Supplied material start

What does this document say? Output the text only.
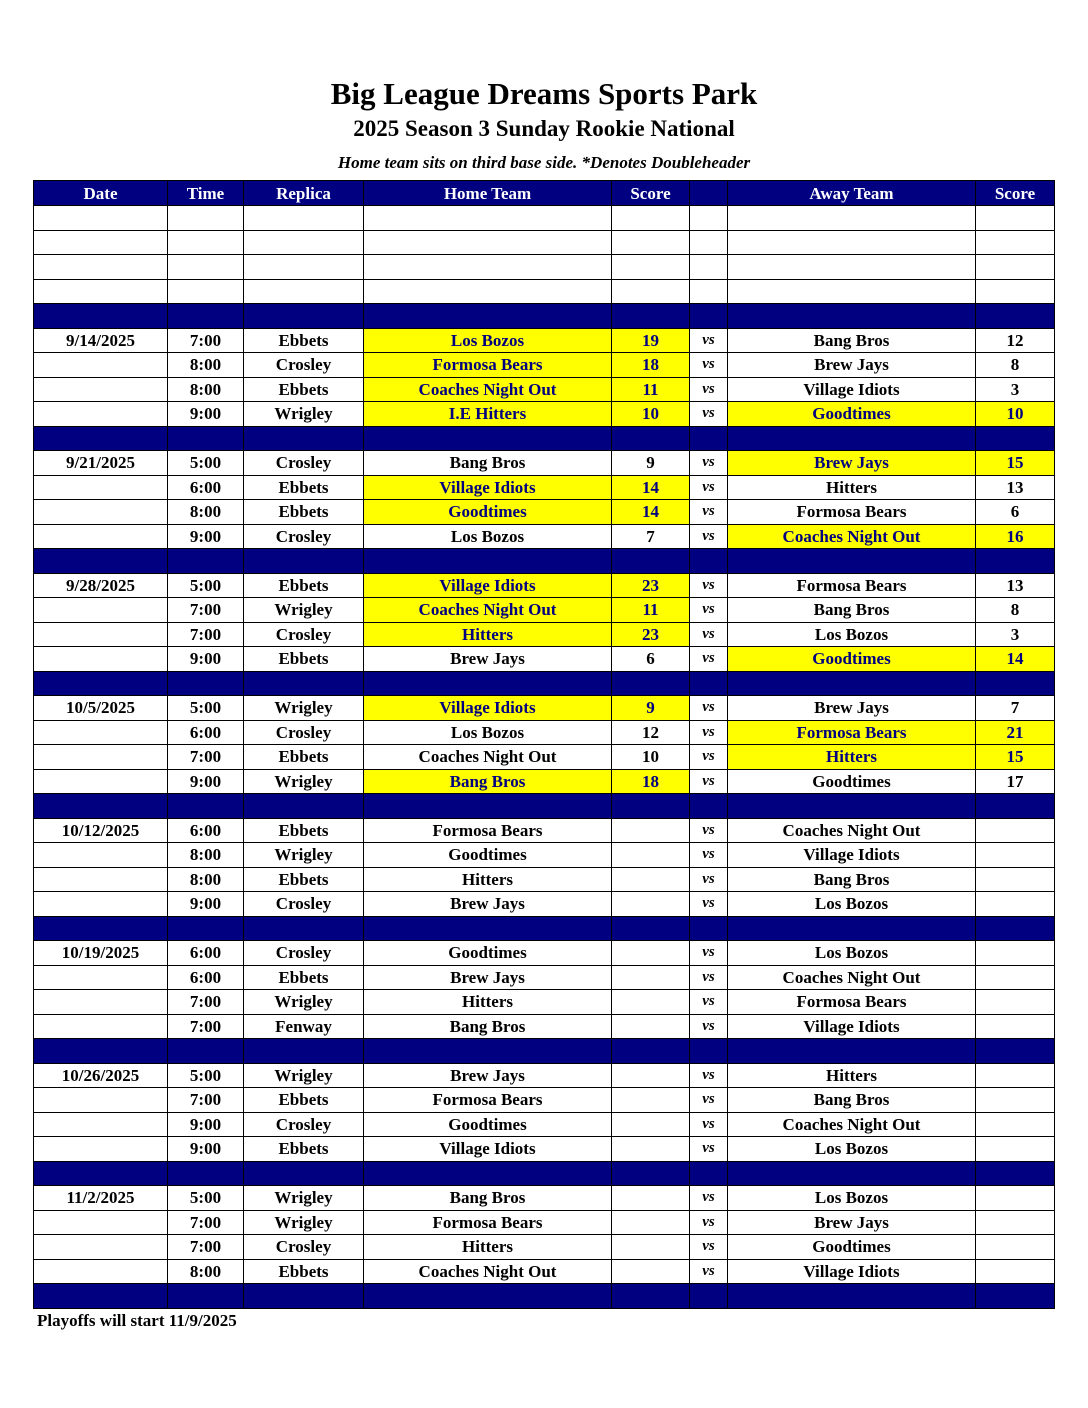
Big League Dreams Sports Park
2025 Season 3 Sunday Rookie National
Home team sits on third base side. *Denotes Doubleheader
Date	Time	Replica	Home Team	Score		Away Team	Score

9/14/2025	7:00	Ebbets	Los Bozos	19	vs	Bang Bros	12
	8:00	Crosley	Formosa Bears	18	vs	Brew Jays	8
	8:00	Ebbets	Coaches Night Out	11	vs	Village Idiots	3
	9:00	Wrigley	I.E Hitters	10	vs	Goodtimes	10

9/21/2025	5:00	Crosley	Bang Bros	9	vs	Brew Jays	15
	6:00	Ebbets	Village Idiots	14	vs	Hitters	13
	8:00	Ebbets	Goodtimes	14	vs	Formosa Bears	6
	9:00	Crosley	Los Bozos	7	vs	Coaches Night Out	16

9/28/2025	5:00	Ebbets	Village Idiots	23	vs	Formosa Bears	13
	7:00	Wrigley	Coaches Night Out	11	vs	Bang Bros	8
	7:00	Crosley	Hitters	23	vs	Los Bozos	3
	9:00	Ebbets	Brew Jays	6	vs	Goodtimes	14

10/5/2025	5:00	Wrigley	Village Idiots	9	vs	Brew Jays	7
	6:00	Crosley	Los Bozos	12	vs	Formosa Bears	21
	7:00	Ebbets	Coaches Night Out	10	vs	Hitters	15
	9:00	Wrigley	Bang Bros	18	vs	Goodtimes	17

10/12/2025	6:00	Ebbets	Formosa Bears		vs	Coaches Night Out	
	8:00	Wrigley	Goodtimes		vs	Village Idiots	
	8:00	Ebbets	Hitters		vs	Bang Bros	
	9:00	Crosley	Brew Jays		vs	Los Bozos	

10/19/2025	6:00	Crosley	Goodtimes		vs	Los Bozos	
	6:00	Ebbets	Brew Jays		vs	Coaches Night Out	
	7:00	Wrigley	Hitters		vs	Formosa Bears	
	7:00	Fenway	Bang Bros		vs	Village Idiots	

10/26/2025	5:00	Wrigley	Brew Jays		vs	Hitters	
	7:00	Ebbets	Formosa Bears		vs	Bang Bros	
	9:00	Crosley	Goodtimes		vs	Coaches Night Out	
	9:00	Ebbets	Village Idiots		vs	Los Bozos	

11/2/2025	5:00	Wrigley	Bang Bros		vs	Los Bozos	
	7:00	Wrigley	Formosa Bears		vs	Brew Jays	
	7:00	Crosley	Hitters		vs	Goodtimes	
	8:00	Ebbets	Coaches Night Out		vs	Village Idiots	

Playoffs will start 11/9/2025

Supplied material end

Exactly reproduce the entries above, minus the pictures.

:: Exercise output ::
What does this document say? Output the text only.
Big League Dreams Sports Park
2025 Season 3 Sunday Rookie National
Home team sits on third base side. *Denotes Doubleheader
Date	Time	Replica	Home Team	Score		Away Team	Score

9/14/2025	7:00	Ebbets	Los Bozos	19	vs	Bang Bros	12
	8:00	Crosley	Formosa Bears	18	vs	Brew Jays	8
	8:00	Ebbets	Coaches Night Out	11	vs	Village Idiots	3
	9:00	Wrigley	I.E Hitters	10	vs	Goodtimes	10

9/21/2025	5:00	Crosley	Bang Bros	9	vs	Brew Jays	15
	6:00	Ebbets	Village Idiots	14	vs	Hitters	13
	8:00	Ebbets	Goodtimes	14	vs	Formosa Bears	6
	9:00	Crosley	Los Bozos	7	vs	Coaches Night Out	16

9/28/2025	5:00	Ebbets	Village Idiots	23	vs	Formosa Bears	13
	7:00	Wrigley	Coaches Night Out	11	vs	Bang Bros	8
	7:00	Crosley	Hitters	23	vs	Los Bozos	3
	9:00	Ebbets	Brew Jays	6	vs	Goodtimes	14

10/5/2025	5:00	Wrigley	Village Idiots	9	vs	Brew Jays	7
	6:00	Crosley	Los Bozos	12	vs	Formosa Bears	21
	7:00	Ebbets	Coaches Night Out	10	vs	Hitters	15
	9:00	Wrigley	Bang Bros	18	vs	Goodtimes	17

10/12/2025	6:00	Ebbets	Formosa Bears		vs	Coaches Night Out	
	8:00	Wrigley	Goodtimes		vs	Village Idiots	
	8:00	Ebbets	Hitters		vs	Bang Bros	
	9:00	Crosley	Brew Jays		vs	Los Bozos	

10/19/2025	6:00	Crosley	Goodtimes		vs	Los Bozos	
	6:00	Ebbets	Brew Jays		vs	Coaches Night Out	
	7:00	Wrigley	Hitters		vs	Formosa Bears	
	7:00	Fenway	Bang Bros		vs	Village Idiots	

10/26/2025	5:00	Wrigley	Brew Jays		vs	Hitters	
	7:00	Ebbets	Formosa Bears		vs	Bang Bros	
	9:00	Crosley	Goodtimes		vs	Coaches Night Out	
	9:00	Ebbets	Village Idiots		vs	Los Bozos	

11/2/2025	5:00	Wrigley	Bang Bros		vs	Los Bozos	
	7:00	Wrigley	Formosa Bears		vs	Brew Jays	
	7:00	Crosley	Hitters		vs	Goodtimes	
	8:00	Ebbets	Coaches Night Out		vs	Village Idiots	

Playoffs will start 11/9/2025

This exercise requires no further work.